TASK LIST =
• A. Duplicate the passage from the text on postwar Britain, starting with "After 1945 and" and going on through "Ltd, 2003), 61-62.".
• B. Set down the entries starting with the line with "Segment this screenshot: for" and going on through the line with "tab-current-positions[interactable]: 当前仓位 (66, 144, 231, 224)", with both ends included, and no other lines.

EXCERPT PROVIDED =
--*--

After World War Two Britain was in an unusual position. Yes, it had won the war, but with help from the U.S.A. The empire was still strong but America was starting to overtake them. This instigated what came to be known as the “special relationship” between Britain and the United States. The former colonies were now the power partner, and the Empire and Commonwealth still lived on. However, at the end of the war their remained a few questions. Britain had just put forth all of this time and effort to battle with the Europeans it had for so long sought to divide itself from. Now, in a state of financial troubles and political shifts, Britain realized that their best option to maintain world power was to keep their fingers involved in European affairs.


The British Commonwealth


In 1947, India was granted independence and was integrated into the Commonwealth. This action was required due to the 1935 Government of India Act, when the British agreed to grant Indian independence after the war. This agreement was made in order to keep the Indian people happy and supportive of the empire during World War Two. Now, in 1947 the addition of India to the commonwealth forever changed the face of the once mainly white British Commonwealth, consisting of Britain, Australia, Canada and New Zealand. India’s addition started a new chapter in the workings and definition of the commonwealth and a new wave of British global influence.[1]


As Europe began forming unifying organizations that would pull together countries in order to collaborate and provide communal aid, Britain remained supportive but not directly involved. The ECSC, or the European Coal and Steel Coalition, formed in 1951 and headed by France was a way for participating states to pull together all of there coal and steel resources, which were two of the major economic drivers, and share the prosperity of the market together.[2]


In this stage of European integration, Britain preferred to stand on the sidelines. Rather than involve itself, British politicians decided to guide and support the integration, but keep itself, the commonwealth, America, and even Soviet Russia out of the way. These nations were still the world powers and did not need a coalition with the rest of Europe to succeed They instead, like with their empire, felt a duty to help the Europeans become a stronger and more peaceful team.[3]


In the early 1960’s Britain was forced to rethink its situation in the world. For one, issues of independence in African colonies were become more prevalent by the day, and the original plan for slow, progressive independence was challenged. Also the benefits of joining into the European integration group, now called the EEC, (The European Economic Community) was looking more attractive, especially if Britain could convince the rest of Europe to agree to a system of free trade. Unfortunately, Charles De Gaulle of France would not hear of this. It wasn’t until 1972, under the ministry of Heath that Britain was able to pass a very close vote in favor of joining the now EC (European Community) and were also accepted by the member states.[4] 


 Progressively over the years Britain has moved into a position of being at “the heart of Europe,” and working at the head, of the now EU (European Union as of 1993) instigating projects and idea such as the European army. However, in other ways Britain has also made efforts to keep a distance between them and full integration into Europe. For example, Britain to this day has maintained its own currency in the pound, rather than adopt the Euro.[5]


After 1945 and the subsequent expansion of the Commonwealth, Britain slowly began to lose it’s position as a global influence. For although Britain still had a hand in the Commonwealth nations, their power was increasingly restricted compared their power in the colonies. Therefore, the best choice to maintain a global stance was to not only continue special relations with the Untied States, but to also work as a part of the collectivization of Europe into a unified community.[6]


[1] Jonathan Hollowell, “From Commonwealth to European Integration,” in Britain Since 1945,  ed. Jonathan Hollowell (Oxford: Blackwell Publishing Ltd, 2003), 61-62.

--*--

PROVIDED DATA =
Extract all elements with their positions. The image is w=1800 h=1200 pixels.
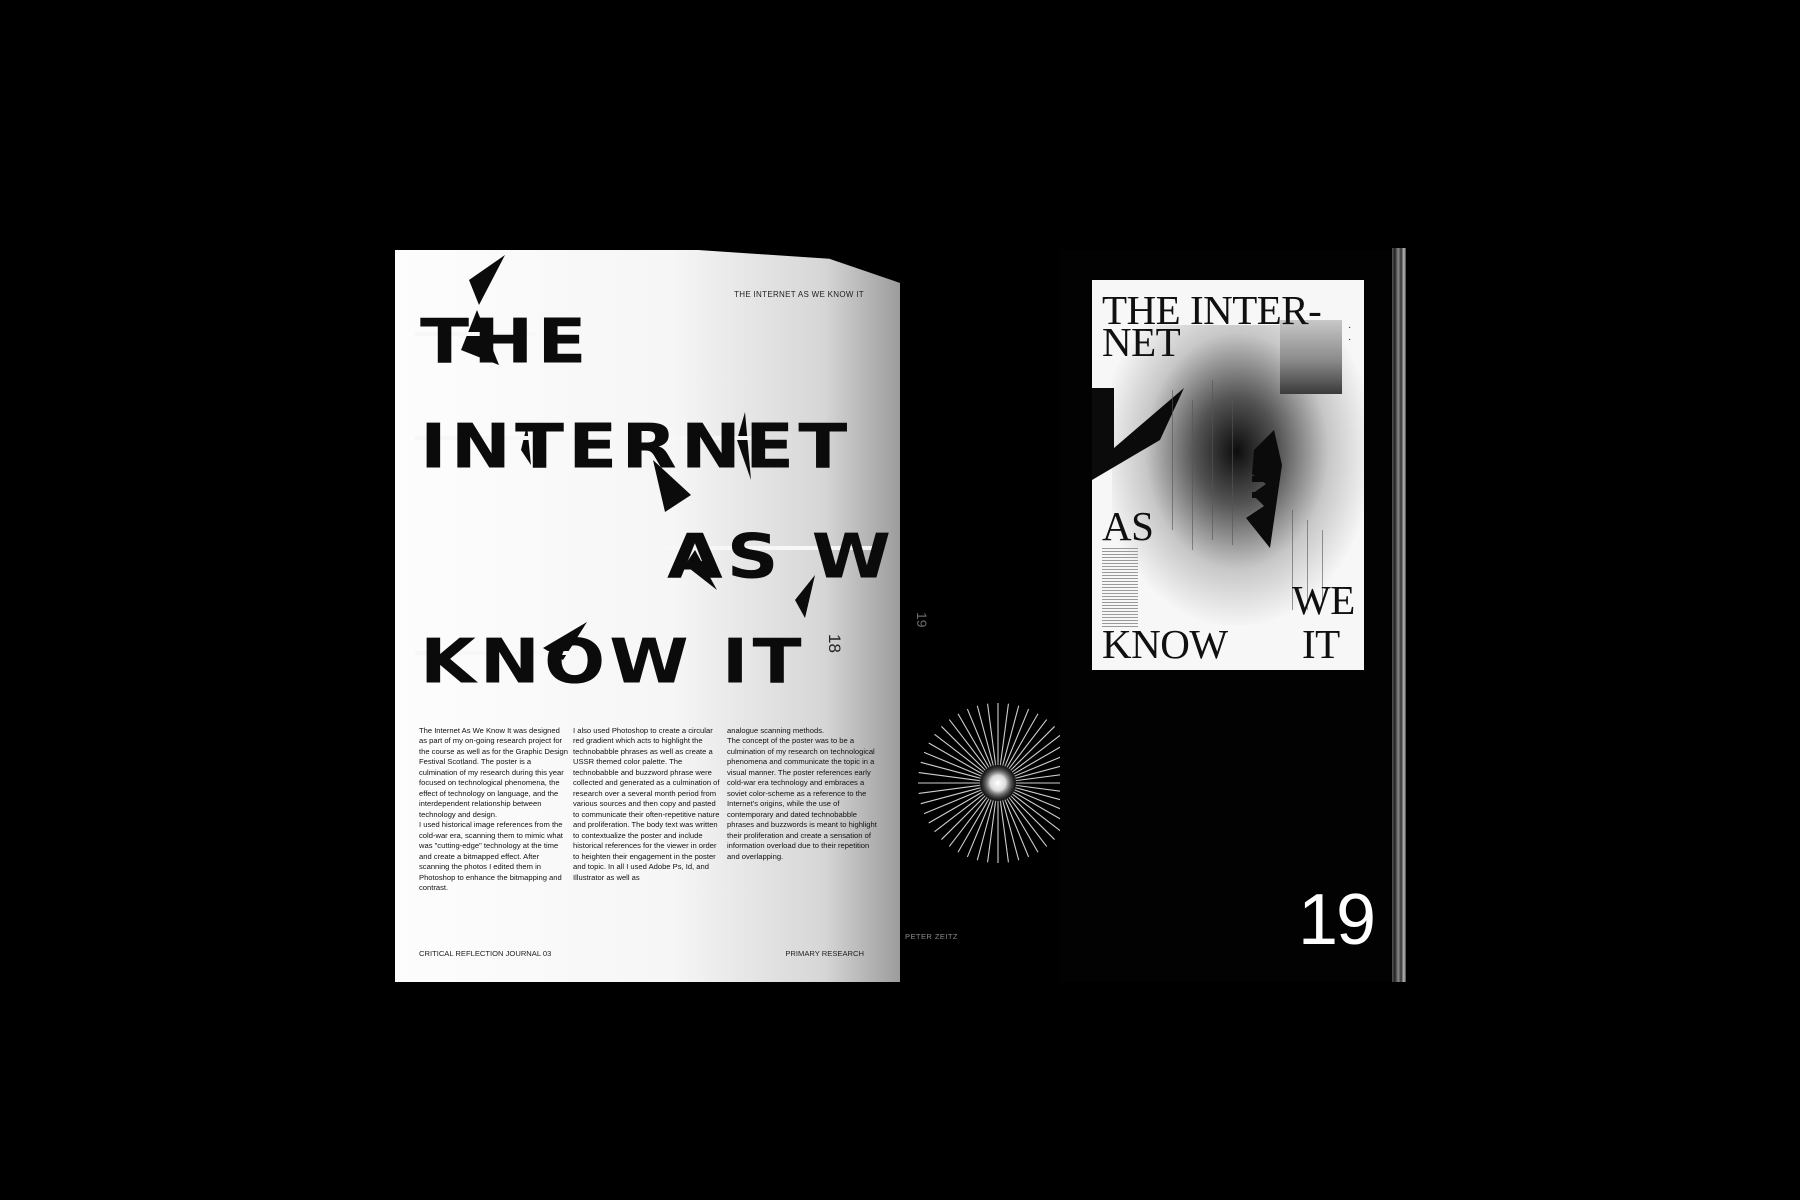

--*--

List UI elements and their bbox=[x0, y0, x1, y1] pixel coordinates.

--*--

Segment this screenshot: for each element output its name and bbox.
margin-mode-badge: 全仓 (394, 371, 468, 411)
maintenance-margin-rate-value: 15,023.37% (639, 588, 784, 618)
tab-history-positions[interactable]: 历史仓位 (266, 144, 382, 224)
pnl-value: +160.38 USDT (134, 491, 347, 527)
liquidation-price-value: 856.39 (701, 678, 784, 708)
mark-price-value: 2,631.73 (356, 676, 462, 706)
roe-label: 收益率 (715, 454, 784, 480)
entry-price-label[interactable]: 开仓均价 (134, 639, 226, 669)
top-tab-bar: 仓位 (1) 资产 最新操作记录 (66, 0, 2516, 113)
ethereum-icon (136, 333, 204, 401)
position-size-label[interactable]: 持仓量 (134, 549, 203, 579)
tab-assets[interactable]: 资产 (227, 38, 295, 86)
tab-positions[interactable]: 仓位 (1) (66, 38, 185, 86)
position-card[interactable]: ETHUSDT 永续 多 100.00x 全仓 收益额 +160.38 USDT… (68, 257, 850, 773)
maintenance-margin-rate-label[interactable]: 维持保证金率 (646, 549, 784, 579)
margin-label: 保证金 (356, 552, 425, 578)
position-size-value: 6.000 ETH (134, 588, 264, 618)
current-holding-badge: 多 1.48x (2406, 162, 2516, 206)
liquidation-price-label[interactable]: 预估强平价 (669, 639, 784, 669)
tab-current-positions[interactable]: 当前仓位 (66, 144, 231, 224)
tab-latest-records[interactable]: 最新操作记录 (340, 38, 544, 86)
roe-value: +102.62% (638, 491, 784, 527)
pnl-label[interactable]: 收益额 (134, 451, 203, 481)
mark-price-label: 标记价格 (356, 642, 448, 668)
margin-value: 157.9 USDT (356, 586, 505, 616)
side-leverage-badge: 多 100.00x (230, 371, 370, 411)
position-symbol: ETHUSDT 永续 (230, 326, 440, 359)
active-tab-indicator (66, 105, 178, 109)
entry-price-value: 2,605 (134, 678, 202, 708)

--*--

SOLUTIONS TO EACH TASK =
• A.
After 1945 and the subsequent expansion of the Commonwealth, Britain slowly began to lose it’s position as a global influence. For although Britain still had a hand in the Commonwealth nations, their power was increasingly restricted compared their power in the colonies. Therefore, the best choice to maintain a global stance was to not only continue special relations with the Untied States, but to also work as a part of the collectivization of Europe into a unified community.[6]


[1] Jonathan Hollowell, “From Commonwealth to European Integration,” in Britain Since 1945,  ed. Jonathan Hollowell (Oxford: Blackwell Publishing Ltd, 2003), 61-62.

• B.
Segment this screenshot: for each element output its name and bbox.
margin-mode-badge: 全仓 (394, 371, 468, 411)
maintenance-margin-rate-value: 15,023.37% (639, 588, 784, 618)
tab-history-positions[interactable]: 历史仓位 (266, 144, 382, 224)
pnl-value: +160.38 USDT (134, 491, 347, 527)
liquidation-price-value: 856.39 (701, 678, 784, 708)
mark-price-value: 2,631.73 (356, 676, 462, 706)
roe-label: 收益率 (715, 454, 784, 480)
entry-price-label[interactable]: 开仓均价 (134, 639, 226, 669)
top-tab-bar: 仓位 (1) 资产 最新操作记录 (66, 0, 2516, 113)
ethereum-icon (136, 333, 204, 401)
position-size-label[interactable]: 持仓量 (134, 549, 203, 579)
tab-assets[interactable]: 资产 (227, 38, 295, 86)
tab-positions[interactable]: 仓位 (1) (66, 38, 185, 86)
position-card[interactable]: ETHUSDT 永续 多 100.00x 全仓 收益额 +160.38 USDT… (68, 257, 850, 773)
maintenance-margin-rate-label[interactable]: 维持保证金率 (646, 549, 784, 579)
margin-label: 保证金 (356, 552, 425, 578)
position-size-value: 6.000 ETH (134, 588, 264, 618)
current-holding-badge: 多 1.48x (2406, 162, 2516, 206)
liquidation-price-label[interactable]: 预估强平价 (669, 639, 784, 669)
tab-current-positions[interactable]: 当前仓位 (66, 144, 231, 224)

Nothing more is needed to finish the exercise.